## Your goal
Give the records back in full, exactly as they read.

## Provided entries
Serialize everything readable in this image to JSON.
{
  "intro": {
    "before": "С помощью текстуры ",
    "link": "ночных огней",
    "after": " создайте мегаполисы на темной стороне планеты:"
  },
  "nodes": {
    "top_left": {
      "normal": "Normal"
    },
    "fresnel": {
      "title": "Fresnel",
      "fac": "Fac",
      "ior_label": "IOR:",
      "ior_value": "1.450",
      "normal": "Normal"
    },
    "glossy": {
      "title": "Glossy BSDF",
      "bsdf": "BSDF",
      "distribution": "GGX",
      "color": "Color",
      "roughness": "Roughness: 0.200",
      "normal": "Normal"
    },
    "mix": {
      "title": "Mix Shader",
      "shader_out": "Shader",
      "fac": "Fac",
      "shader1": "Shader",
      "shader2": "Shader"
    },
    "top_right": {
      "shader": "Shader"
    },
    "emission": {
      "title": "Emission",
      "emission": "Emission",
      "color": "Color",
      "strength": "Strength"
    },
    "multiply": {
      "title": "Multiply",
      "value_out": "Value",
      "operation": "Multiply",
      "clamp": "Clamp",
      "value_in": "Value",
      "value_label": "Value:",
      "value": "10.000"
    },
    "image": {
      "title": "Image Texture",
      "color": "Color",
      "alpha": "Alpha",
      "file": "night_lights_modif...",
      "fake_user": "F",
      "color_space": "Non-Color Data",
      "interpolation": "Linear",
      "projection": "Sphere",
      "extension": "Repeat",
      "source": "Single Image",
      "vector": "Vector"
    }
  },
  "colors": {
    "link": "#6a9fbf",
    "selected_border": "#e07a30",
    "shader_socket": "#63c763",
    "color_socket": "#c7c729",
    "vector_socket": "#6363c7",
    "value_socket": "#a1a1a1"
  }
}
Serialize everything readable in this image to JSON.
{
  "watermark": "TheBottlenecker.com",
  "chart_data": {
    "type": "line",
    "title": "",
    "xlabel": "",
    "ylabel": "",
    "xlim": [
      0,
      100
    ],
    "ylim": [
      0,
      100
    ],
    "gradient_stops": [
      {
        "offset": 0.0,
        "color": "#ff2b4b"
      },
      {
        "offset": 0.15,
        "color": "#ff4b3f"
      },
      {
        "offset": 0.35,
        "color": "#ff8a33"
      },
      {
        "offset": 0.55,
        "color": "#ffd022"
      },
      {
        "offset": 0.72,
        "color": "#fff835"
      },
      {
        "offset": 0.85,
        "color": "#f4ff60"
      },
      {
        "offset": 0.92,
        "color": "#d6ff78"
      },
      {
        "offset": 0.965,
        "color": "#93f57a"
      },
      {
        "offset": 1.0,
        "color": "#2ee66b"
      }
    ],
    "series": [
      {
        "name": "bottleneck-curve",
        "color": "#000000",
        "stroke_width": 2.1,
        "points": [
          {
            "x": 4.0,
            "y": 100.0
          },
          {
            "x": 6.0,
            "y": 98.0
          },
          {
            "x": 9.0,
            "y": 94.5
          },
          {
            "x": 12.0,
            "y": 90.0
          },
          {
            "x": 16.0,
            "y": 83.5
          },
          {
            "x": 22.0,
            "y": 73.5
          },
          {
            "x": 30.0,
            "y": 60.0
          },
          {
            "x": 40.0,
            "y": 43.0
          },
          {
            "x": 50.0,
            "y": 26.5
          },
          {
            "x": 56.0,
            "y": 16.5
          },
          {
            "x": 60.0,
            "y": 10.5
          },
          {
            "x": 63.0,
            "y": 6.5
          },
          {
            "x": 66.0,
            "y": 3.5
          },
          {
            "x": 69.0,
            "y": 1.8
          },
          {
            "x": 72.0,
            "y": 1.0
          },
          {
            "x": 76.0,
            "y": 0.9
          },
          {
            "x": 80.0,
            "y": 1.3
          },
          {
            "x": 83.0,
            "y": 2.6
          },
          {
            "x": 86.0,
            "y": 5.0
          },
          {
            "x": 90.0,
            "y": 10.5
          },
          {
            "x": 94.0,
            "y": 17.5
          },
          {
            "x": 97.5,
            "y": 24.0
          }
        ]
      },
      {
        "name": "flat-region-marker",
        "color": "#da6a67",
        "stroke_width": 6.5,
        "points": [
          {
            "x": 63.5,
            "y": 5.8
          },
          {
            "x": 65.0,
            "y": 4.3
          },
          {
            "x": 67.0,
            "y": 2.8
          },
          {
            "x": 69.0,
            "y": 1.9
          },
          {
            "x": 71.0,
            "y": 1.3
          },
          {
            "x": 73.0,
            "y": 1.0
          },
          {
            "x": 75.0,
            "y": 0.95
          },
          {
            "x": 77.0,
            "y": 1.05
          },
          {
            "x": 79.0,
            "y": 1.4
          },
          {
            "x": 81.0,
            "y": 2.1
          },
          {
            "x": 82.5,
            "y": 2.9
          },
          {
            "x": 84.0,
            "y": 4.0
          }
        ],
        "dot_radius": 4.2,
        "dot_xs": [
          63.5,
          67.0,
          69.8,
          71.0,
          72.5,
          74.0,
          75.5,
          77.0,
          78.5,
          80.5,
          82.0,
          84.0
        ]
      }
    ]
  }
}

## Response to this exercise
Serialize everything readable in this image to JSON.
{
  "intro": {
    "before": "С помощью текстуры ",
    "link": "ночных огней",
    "after": " создайте мегаполисы на темной стороне планеты:"
  },
  "nodes": {
    "top_left": {
      "normal": "Normal"
    },
    "fresnel": {
      "title": "Fresnel",
      "fac": "Fac",
      "ior_label": "IOR:",
      "ior_value": "1.450",
      "normal": "Normal"
    },
    "glossy": {
      "title": "Glossy BSDF",
      "bsdf": "BSDF",
      "distribution": "GGX",
      "color": "Color",
      "roughness": "Roughness: 0.200",
      "normal": "Normal"
    },
    "mix": {
      "title": "Mix Shader",
      "shader_out": "Shader",
      "fac": "Fac",
      "shader1": "Shader",
      "shader2": "Shader"
    },
    "top_right": {
      "shader": "Shader"
    },
    "emission": {
      "title": "Emission",
      "emission": "Emission",
      "color": "Color",
      "strength": "Strength"
    },
    "multiply": {
      "title": "Multiply",
      "value_out": "Value",
      "operation": "Multiply",
      "clamp": "Clamp",
      "value_in": "Value",
      "value_label": "Value:",
      "value": "10.000"
    },
    "image": {
      "title": "Image Texture",
      "color": "Color",
      "alpha": "Alpha",
      "file": "night_lights_modif...",
      "fake_user": "F",
      "color_space": "Non-Color Data",
      "interpolation": "Linear",
      "projection": "Sphere",
      "extension": "Repeat",
      "source": "Single Image",
      "vector": "Vector"
    }
  },
  "colors": {
    "link": "#6a9fbf",
    "selected_border": "#e07a30",
    "shader_socket": "#63c763",
    "color_socket": "#c7c729",
    "vector_socket": "#6363c7",
    "value_socket": "#a1a1a1"
  }
}
Serialize everything readable in this image to JSON.
{
  "watermark": "TheBottlenecker.com",
  "chart_data": {
    "type": "line",
    "title": "",
    "xlabel": "",
    "ylabel": "",
    "xlim": [
      0,
      100
    ],
    "ylim": [
      0,
      100
    ],
    "gradient_stops": [
      {
        "offset": 0.0,
        "color": "#ff2b4b"
      },
      {
        "offset": 0.15,
        "color": "#ff4b3f"
      },
      {
        "offset": 0.35,
        "color": "#ff8a33"
      },
      {
        "offset": 0.55,
        "color": "#ffd022"
      },
      {
        "offset": 0.72,
        "color": "#fff835"
      },
      {
        "offset": 0.85,
        "color": "#f4ff60"
      },
      {
        "offset": 0.92,
        "color": "#d6ff78"
      },
      {
        "offset": 0.965,
        "color": "#93f57a"
      },
      {
        "offset": 1.0,
        "color": "#2ee66b"
      }
    ],
    "series": [
      {
        "name": "bottleneck-curve",
        "color": "#000000",
        "stroke_width": 2.1,
        "points": [
          {
            "x": 4.0,
            "y": 100.0
          },
          {
            "x": 6.0,
            "y": 98.0
          },
          {
            "x": 9.0,
            "y": 94.5
          },
          {
            "x": 12.0,
            "y": 90.0
          },
          {
            "x": 16.0,
            "y": 83.5
          },
          {
            "x": 22.0,
            "y": 73.5
          },
          {
            "x": 30.0,
            "y": 60.0
          },
          {
            "x": 40.0,
            "y": 43.0
          },
          {
            "x": 50.0,
            "y": 26.5
          },
          {
            "x": 56.0,
            "y": 16.5
          },
          {
            "x": 60.0,
            "y": 10.5
          },
          {
            "x": 63.0,
            "y": 6.5
          },
          {
            "x": 66.0,
            "y": 3.5
          },
          {
            "x": 69.0,
            "y": 1.8
          },
          {
            "x": 72.0,
            "y": 1.0
          },
          {
            "x": 76.0,
            "y": 0.9
          },
          {
            "x": 80.0,
            "y": 1.3
          },
          {
            "x": 83.0,
            "y": 2.6
          },
          {
            "x": 86.0,
            "y": 5.0
          },
          {
            "x": 90.0,
            "y": 10.5
          },
          {
            "x": 94.0,
            "y": 17.5
          },
          {
            "x": 97.5,
            "y": 24.0
          }
        ]
      },
      {
        "name": "flat-region-marker",
        "color": "#da6a67",
        "stroke_width": 6.5,
        "points": [
          {
            "x": 63.5,
            "y": 5.8
          },
          {
            "x": 65.0,
            "y": 4.3
          },
          {
            "x": 67.0,
            "y": 2.8
          },
          {
            "x": 69.0,
            "y": 1.9
          },
          {
            "x": 71.0,
            "y": 1.3
          },
          {
            "x": 73.0,
            "y": 1.0
          },
          {
            "x": 75.0,
            "y": 0.95
          },
          {
            "x": 77.0,
            "y": 1.05
          },
          {
            "x": 79.0,
            "y": 1.4
          },
          {
            "x": 81.0,
            "y": 2.1
          },
          {
            "x": 82.5,
            "y": 2.9
          },
          {
            "x": 84.0,
            "y": 4.0
          }
        ],
        "dot_radius": 4.2,
        "dot_xs": [
          63.5,
          67.0,
          69.8,
          71.0,
          72.5,
          74.0,
          75.5,
          77.0,
          78.5,
          80.5,
          82.0,
          84.0
        ]
      }
    ]
  }
}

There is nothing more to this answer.